Recorded data
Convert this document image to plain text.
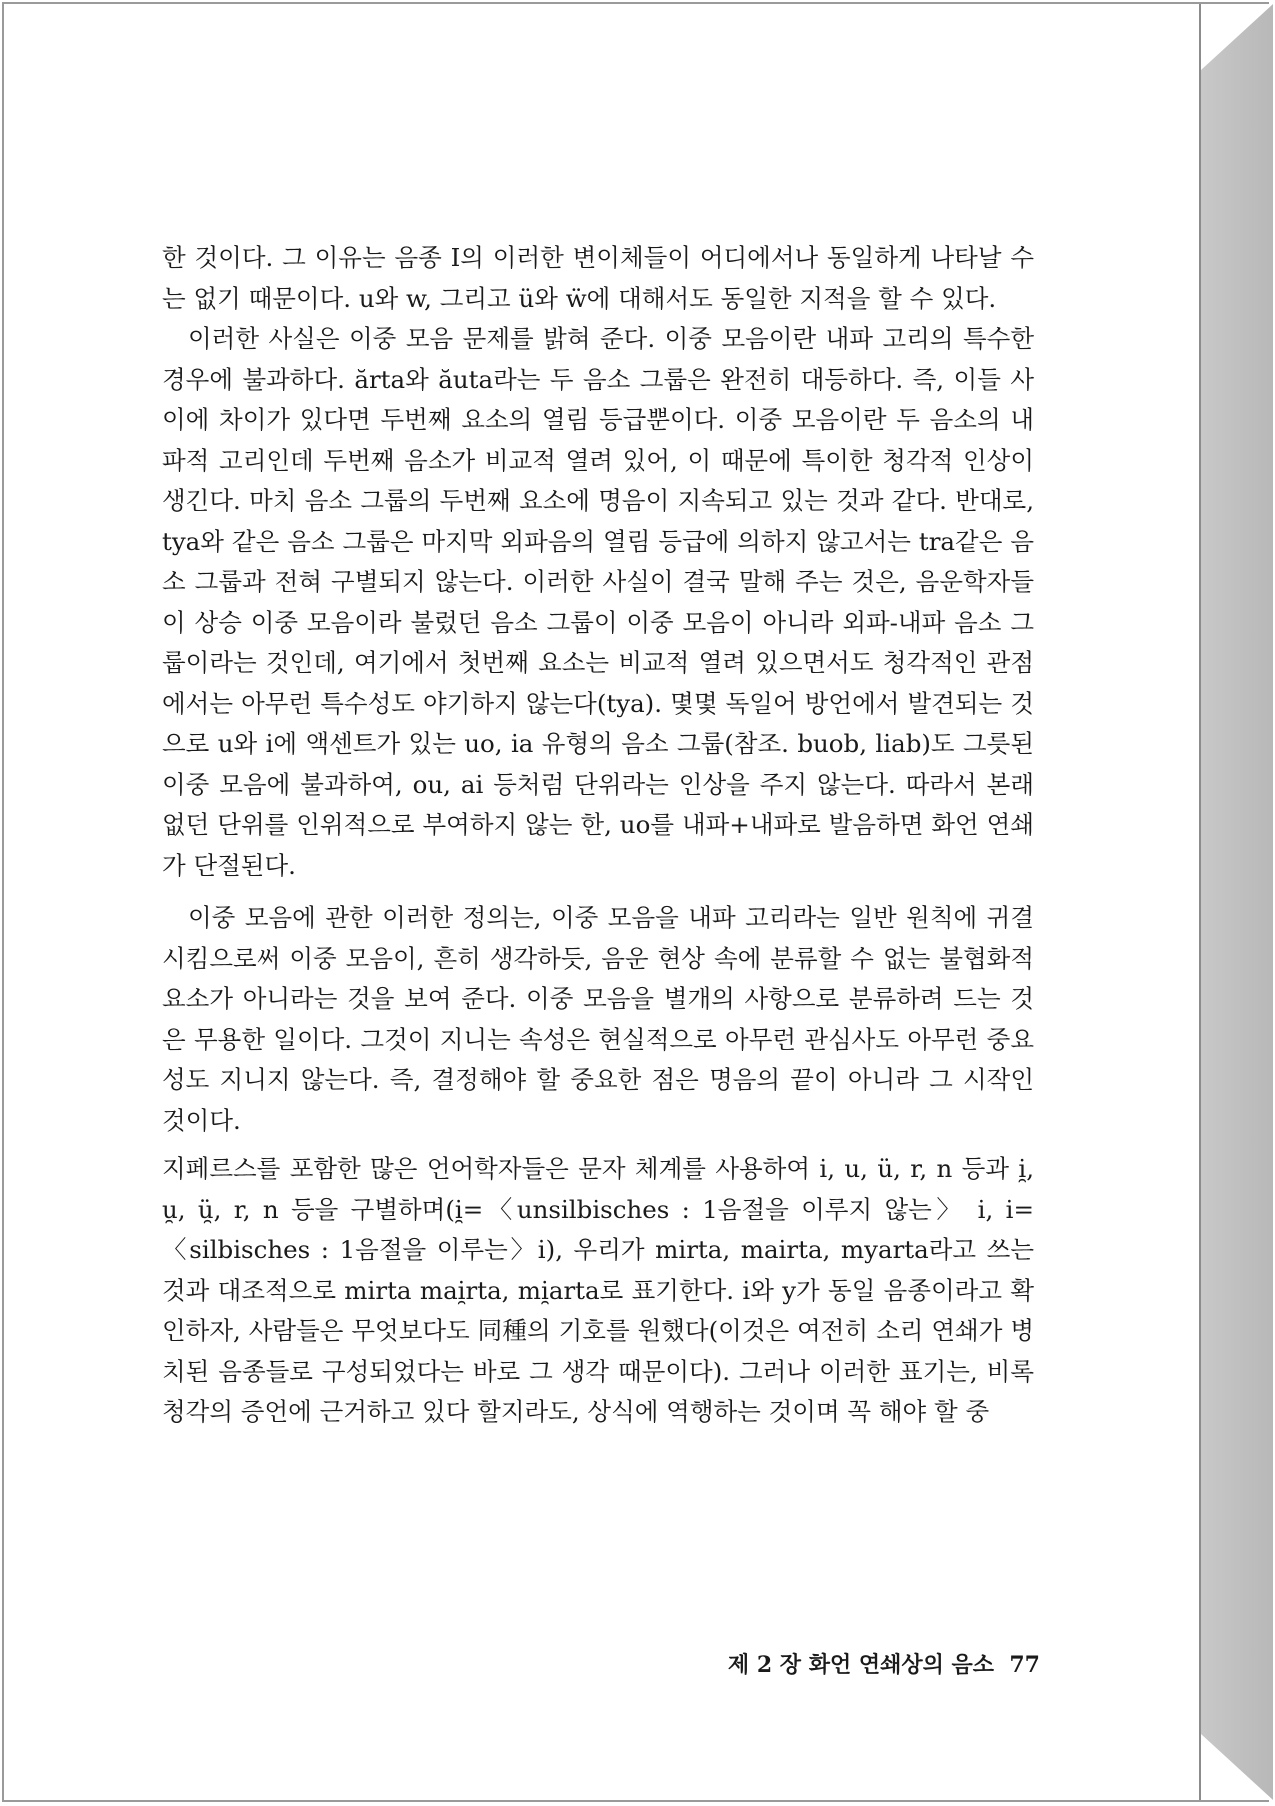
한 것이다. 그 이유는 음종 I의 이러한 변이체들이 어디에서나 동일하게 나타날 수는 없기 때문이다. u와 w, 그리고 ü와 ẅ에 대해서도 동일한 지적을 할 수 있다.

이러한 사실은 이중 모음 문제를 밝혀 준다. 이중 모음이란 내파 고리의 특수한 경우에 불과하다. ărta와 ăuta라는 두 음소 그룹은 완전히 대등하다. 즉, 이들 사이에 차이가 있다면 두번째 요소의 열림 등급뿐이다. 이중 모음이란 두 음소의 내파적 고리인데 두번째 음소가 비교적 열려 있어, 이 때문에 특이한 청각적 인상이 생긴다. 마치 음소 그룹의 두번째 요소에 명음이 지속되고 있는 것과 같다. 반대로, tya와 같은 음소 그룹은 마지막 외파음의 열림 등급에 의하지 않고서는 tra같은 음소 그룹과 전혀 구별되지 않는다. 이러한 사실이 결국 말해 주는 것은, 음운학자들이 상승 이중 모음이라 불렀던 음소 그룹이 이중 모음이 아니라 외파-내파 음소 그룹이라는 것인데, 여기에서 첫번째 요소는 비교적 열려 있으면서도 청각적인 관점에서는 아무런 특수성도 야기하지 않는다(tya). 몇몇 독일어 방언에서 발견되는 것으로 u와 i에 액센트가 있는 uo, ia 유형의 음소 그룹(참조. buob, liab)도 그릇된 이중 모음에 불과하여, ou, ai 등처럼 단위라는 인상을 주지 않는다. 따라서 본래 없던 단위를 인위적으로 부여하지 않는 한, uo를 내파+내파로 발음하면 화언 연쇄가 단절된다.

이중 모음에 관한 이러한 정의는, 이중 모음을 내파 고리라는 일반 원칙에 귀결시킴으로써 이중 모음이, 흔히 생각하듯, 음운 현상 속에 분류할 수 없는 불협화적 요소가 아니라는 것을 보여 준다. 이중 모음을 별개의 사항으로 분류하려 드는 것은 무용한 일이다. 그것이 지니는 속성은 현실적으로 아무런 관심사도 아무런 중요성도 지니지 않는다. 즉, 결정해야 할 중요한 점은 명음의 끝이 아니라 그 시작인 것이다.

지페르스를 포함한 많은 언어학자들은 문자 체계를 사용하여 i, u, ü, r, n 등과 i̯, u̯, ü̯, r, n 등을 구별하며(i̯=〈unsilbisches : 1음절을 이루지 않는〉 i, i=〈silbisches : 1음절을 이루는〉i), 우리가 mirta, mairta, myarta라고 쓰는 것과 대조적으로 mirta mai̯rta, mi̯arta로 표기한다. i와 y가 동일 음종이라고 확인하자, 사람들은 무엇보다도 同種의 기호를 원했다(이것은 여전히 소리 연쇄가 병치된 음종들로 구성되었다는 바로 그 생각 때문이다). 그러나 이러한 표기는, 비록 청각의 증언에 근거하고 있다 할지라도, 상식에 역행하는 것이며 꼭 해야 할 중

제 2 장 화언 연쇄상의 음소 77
---
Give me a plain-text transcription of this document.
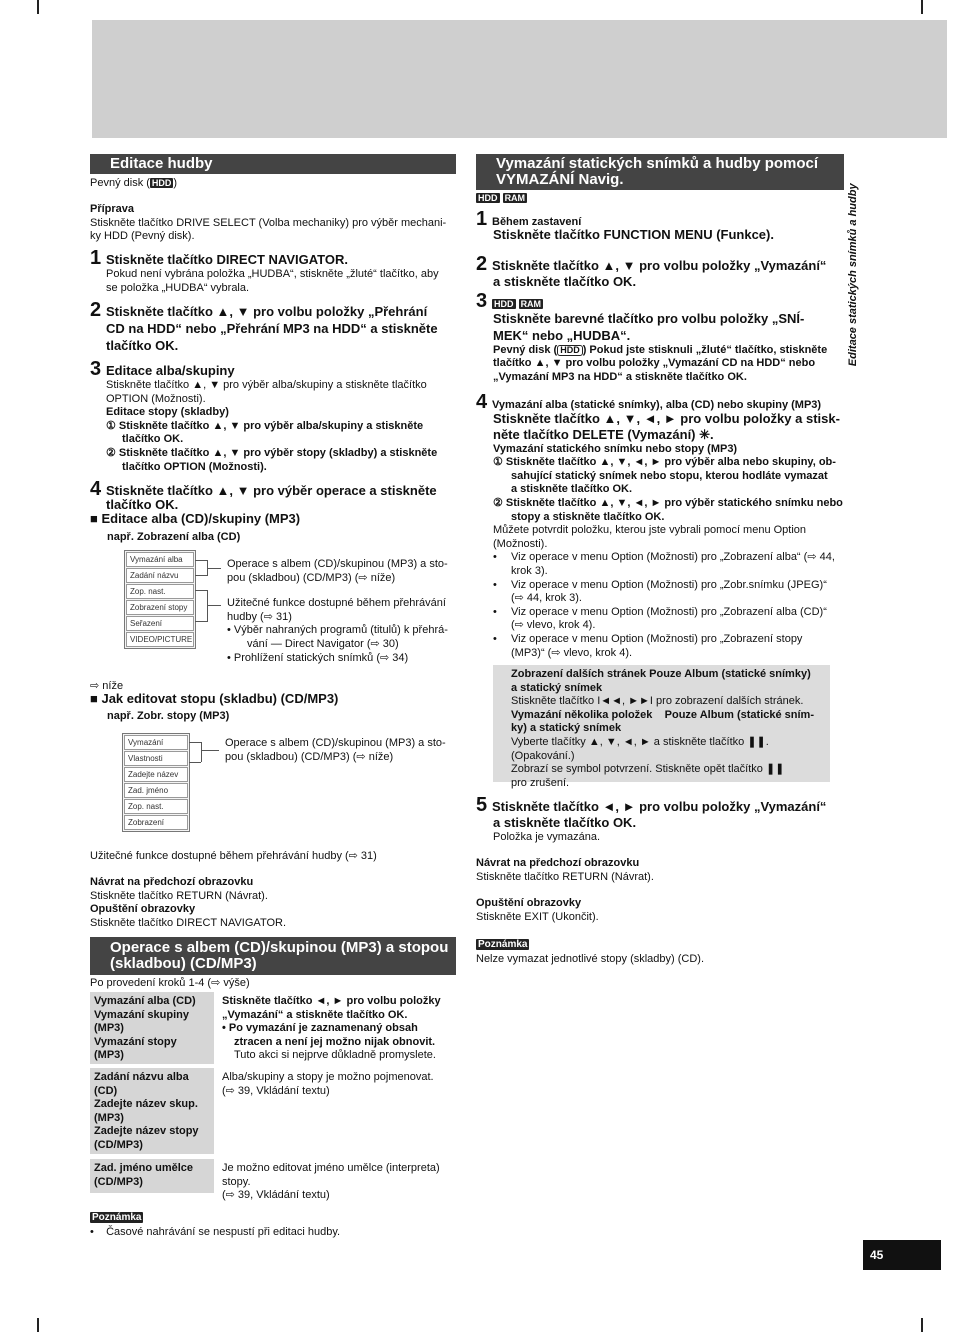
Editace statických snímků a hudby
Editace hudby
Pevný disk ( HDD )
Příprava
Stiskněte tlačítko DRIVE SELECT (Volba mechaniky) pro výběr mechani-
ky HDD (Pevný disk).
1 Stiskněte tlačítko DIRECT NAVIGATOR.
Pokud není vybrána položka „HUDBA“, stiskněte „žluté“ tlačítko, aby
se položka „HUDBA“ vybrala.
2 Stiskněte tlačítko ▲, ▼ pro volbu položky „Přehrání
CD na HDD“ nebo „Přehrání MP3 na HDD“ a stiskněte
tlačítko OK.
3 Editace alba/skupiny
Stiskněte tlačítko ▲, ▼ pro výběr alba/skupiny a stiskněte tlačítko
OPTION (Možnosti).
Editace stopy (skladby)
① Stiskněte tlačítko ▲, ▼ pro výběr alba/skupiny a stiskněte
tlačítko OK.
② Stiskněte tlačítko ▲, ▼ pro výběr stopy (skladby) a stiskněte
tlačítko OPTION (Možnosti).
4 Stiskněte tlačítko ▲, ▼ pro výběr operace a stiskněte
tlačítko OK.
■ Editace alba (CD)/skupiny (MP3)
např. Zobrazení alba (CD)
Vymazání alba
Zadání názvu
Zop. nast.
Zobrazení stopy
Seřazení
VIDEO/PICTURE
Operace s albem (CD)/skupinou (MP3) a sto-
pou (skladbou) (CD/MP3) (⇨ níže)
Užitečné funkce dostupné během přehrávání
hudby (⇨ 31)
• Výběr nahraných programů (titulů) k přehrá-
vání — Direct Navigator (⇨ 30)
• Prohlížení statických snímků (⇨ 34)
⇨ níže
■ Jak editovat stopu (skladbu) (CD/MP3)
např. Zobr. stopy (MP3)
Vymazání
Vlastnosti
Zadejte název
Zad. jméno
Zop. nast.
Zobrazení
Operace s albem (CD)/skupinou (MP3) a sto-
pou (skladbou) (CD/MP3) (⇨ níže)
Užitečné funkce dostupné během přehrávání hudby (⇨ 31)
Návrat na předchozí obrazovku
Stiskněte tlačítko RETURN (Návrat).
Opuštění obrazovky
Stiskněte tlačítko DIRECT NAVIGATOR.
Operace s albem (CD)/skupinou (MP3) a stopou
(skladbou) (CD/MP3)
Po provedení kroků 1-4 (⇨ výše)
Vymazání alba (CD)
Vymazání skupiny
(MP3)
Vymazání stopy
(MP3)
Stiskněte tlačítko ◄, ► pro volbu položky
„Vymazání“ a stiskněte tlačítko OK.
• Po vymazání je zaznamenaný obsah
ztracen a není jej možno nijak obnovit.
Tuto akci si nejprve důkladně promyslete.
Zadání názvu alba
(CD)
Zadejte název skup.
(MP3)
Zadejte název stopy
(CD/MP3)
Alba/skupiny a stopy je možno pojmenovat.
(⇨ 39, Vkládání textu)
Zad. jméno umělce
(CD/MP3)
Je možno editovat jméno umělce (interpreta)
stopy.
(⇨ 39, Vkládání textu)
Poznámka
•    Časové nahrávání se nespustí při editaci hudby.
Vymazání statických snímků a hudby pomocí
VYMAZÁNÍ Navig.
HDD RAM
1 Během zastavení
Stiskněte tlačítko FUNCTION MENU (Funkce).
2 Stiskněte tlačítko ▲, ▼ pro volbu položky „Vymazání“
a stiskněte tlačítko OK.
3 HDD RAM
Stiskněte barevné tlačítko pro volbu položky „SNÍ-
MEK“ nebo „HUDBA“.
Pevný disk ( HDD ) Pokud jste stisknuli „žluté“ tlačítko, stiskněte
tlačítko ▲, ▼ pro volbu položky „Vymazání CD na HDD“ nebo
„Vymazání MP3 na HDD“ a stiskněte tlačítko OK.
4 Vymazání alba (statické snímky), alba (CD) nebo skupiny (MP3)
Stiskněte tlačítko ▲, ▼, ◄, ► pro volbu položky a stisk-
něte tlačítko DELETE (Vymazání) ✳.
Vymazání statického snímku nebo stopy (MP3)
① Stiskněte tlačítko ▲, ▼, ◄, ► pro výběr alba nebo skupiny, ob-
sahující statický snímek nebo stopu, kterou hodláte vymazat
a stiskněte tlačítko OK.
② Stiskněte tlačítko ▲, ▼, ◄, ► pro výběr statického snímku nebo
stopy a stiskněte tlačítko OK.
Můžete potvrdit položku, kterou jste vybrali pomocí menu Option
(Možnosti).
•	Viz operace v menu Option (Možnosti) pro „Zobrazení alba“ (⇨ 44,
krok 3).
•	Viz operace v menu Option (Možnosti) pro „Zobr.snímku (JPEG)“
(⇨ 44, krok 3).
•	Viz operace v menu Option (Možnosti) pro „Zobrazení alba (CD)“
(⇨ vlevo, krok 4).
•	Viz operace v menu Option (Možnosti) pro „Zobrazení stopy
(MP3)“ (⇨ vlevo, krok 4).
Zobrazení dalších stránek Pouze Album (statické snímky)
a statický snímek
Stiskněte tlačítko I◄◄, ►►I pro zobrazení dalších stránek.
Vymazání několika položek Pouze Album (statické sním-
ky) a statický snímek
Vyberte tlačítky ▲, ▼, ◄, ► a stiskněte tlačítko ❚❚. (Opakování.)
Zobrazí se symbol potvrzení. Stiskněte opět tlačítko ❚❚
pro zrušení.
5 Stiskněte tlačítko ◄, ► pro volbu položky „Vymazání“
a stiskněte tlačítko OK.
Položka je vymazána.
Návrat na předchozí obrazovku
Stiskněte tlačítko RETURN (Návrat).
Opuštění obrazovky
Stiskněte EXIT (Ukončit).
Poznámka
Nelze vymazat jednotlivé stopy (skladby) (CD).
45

• Task description
Looking at the records above, count the lines where the word "plain" appears. State only the number.

• Written response
2